THE EXERCISE:
Every entry needs to be printed exactly, please.

** Start of THE RECORDS **

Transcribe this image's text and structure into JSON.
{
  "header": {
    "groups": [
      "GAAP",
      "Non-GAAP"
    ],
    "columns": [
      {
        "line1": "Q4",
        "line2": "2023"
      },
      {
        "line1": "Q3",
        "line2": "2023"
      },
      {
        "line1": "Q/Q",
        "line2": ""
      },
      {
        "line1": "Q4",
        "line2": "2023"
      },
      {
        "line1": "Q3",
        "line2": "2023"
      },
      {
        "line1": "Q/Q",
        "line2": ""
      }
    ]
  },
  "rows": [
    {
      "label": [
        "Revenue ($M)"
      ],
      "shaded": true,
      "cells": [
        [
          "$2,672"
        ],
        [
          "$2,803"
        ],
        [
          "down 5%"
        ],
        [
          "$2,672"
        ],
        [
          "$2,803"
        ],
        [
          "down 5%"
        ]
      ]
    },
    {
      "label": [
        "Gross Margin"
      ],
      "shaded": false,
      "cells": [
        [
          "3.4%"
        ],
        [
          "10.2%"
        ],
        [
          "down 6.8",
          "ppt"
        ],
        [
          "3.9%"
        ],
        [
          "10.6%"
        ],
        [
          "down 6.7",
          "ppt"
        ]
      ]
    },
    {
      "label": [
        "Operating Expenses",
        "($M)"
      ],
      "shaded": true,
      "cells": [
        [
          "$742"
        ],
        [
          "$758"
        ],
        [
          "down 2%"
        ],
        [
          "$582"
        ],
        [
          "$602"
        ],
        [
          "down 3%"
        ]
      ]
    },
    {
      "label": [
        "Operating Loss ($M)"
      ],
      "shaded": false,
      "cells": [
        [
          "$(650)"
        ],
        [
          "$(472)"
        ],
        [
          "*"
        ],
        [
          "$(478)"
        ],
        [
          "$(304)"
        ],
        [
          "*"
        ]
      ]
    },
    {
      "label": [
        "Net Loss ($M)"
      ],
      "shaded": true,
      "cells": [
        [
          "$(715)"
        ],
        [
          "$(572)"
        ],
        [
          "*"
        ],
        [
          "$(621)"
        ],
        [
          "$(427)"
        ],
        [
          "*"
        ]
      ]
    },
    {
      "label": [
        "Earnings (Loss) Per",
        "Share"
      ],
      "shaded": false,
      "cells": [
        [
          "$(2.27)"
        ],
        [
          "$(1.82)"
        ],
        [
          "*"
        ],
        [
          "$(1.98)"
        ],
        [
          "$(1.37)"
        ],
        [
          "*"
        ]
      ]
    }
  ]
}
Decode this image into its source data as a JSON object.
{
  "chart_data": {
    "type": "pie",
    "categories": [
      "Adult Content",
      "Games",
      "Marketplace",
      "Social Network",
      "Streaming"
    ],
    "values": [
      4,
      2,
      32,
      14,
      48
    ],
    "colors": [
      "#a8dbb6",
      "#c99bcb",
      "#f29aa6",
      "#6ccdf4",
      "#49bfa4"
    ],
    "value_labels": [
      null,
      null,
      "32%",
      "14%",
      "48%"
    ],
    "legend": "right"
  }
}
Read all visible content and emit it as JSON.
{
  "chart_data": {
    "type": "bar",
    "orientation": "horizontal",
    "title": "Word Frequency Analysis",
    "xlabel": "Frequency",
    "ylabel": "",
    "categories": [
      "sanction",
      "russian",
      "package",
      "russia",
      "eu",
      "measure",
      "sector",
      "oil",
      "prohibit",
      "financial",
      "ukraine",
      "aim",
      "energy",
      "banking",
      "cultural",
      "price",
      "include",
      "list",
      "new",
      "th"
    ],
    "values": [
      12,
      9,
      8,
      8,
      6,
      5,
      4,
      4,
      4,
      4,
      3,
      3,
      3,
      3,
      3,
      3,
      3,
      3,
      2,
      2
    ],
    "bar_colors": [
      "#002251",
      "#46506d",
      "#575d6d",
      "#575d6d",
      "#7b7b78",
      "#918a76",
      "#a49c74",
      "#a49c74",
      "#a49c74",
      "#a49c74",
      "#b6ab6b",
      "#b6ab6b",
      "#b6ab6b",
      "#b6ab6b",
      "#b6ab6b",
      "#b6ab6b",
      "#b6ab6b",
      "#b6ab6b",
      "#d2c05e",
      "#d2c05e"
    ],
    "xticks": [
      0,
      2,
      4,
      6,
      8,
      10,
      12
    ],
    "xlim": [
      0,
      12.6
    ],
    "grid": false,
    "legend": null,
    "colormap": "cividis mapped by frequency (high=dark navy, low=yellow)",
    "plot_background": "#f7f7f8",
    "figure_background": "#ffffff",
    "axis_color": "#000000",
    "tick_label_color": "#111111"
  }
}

** End of THE RECORDS **

REPLY TO THE EXERCISE:
Transcribe this image's text and structure into JSON.
{
  "header": {
    "groups": [
      "GAAP",
      "Non-GAAP"
    ],
    "columns": [
      {
        "line1": "Q4",
        "line2": "2023"
      },
      {
        "line1": "Q3",
        "line2": "2023"
      },
      {
        "line1": "Q/Q",
        "line2": ""
      },
      {
        "line1": "Q4",
        "line2": "2023"
      },
      {
        "line1": "Q3",
        "line2": "2023"
      },
      {
        "line1": "Q/Q",
        "line2": ""
      }
    ]
  },
  "rows": [
    {
      "label": [
        "Revenue ($M)"
      ],
      "shaded": true,
      "cells": [
        [
          "$2,672"
        ],
        [
          "$2,803"
        ],
        [
          "down 5%"
        ],
        [
          "$2,672"
        ],
        [
          "$2,803"
        ],
        [
          "down 5%"
        ]
      ]
    },
    {
      "label": [
        "Gross Margin"
      ],
      "shaded": false,
      "cells": [
        [
          "3.4%"
        ],
        [
          "10.2%"
        ],
        [
          "down 6.8",
          "ppt"
        ],
        [
          "3.9%"
        ],
        [
          "10.6%"
        ],
        [
          "down 6.7",
          "ppt"
        ]
      ]
    },
    {
      "label": [
        "Operating Expenses",
        "($M)"
      ],
      "shaded": true,
      "cells": [
        [
          "$742"
        ],
        [
          "$758"
        ],
        [
          "down 2%"
        ],
        [
          "$582"
        ],
        [
          "$602"
        ],
        [
          "down 3%"
        ]
      ]
    },
    {
      "label": [
        "Operating Loss ($M)"
      ],
      "shaded": false,
      "cells": [
        [
          "$(650)"
        ],
        [
          "$(472)"
        ],
        [
          "*"
        ],
        [
          "$(478)"
        ],
        [
          "$(304)"
        ],
        [
          "*"
        ]
      ]
    },
    {
      "label": [
        "Net Loss ($M)"
      ],
      "shaded": true,
      "cells": [
        [
          "$(715)"
        ],
        [
          "$(572)"
        ],
        [
          "*"
        ],
        [
          "$(621)"
        ],
        [
          "$(427)"
        ],
        [
          "*"
        ]
      ]
    },
    {
      "label": [
        "Earnings (Loss) Per",
        "Share"
      ],
      "shaded": false,
      "cells": [
        [
          "$(2.27)"
        ],
        [
          "$(1.82)"
        ],
        [
          "*"
        ],
        [
          "$(1.98)"
        ],
        [
          "$(1.37)"
        ],
        [
          "*"
        ]
      ]
    }
  ]
}
Decode this image into its source data as a JSON object.
{
  "chart_data": {
    "type": "pie",
    "categories": [
      "Adult Content",
      "Games",
      "Marketplace",
      "Social Network",
      "Streaming"
    ],
    "values": [
      4,
      2,
      32,
      14,
      48
    ],
    "colors": [
      "#a8dbb6",
      "#c99bcb",
      "#f29aa6",
      "#6ccdf4",
      "#49bfa4"
    ],
    "value_labels": [
      null,
      null,
      "32%",
      "14%",
      "48%"
    ],
    "legend": "right"
  }
}
Read all visible content and emit it as JSON.
{
  "chart_data": {
    "type": "bar",
    "orientation": "horizontal",
    "title": "Word Frequency Analysis",
    "xlabel": "Frequency",
    "ylabel": "",
    "categories": [
      "sanction",
      "russian",
      "package",
      "russia",
      "eu",
      "measure",
      "sector",
      "oil",
      "prohibit",
      "financial",
      "ukraine",
      "aim",
      "energy",
      "banking",
      "cultural",
      "price",
      "include",
      "list",
      "new",
      "th"
    ],
    "values": [
      12,
      9,
      8,
      8,
      6,
      5,
      4,
      4,
      4,
      4,
      3,
      3,
      3,
      3,
      3,
      3,
      3,
      3,
      2,
      2
    ],
    "bar_colors": [
      "#002251",
      "#46506d",
      "#575d6d",
      "#575d6d",
      "#7b7b78",
      "#918a76",
      "#a49c74",
      "#a49c74",
      "#a49c74",
      "#a49c74",
      "#b6ab6b",
      "#b6ab6b",
      "#b6ab6b",
      "#b6ab6b",
      "#b6ab6b",
      "#b6ab6b",
      "#b6ab6b",
      "#b6ab6b",
      "#d2c05e",
      "#d2c05e"
    ],
    "xticks": [
      0,
      2,
      4,
      6,
      8,
      10,
      12
    ],
    "xlim": [
      0,
      12.6
    ],
    "grid": false,
    "legend": null,
    "colormap": "cividis mapped by frequency (high=dark navy, low=yellow)",
    "plot_background": "#f7f7f8",
    "figure_background": "#ffffff",
    "axis_color": "#000000",
    "tick_label_color": "#111111"
  }
}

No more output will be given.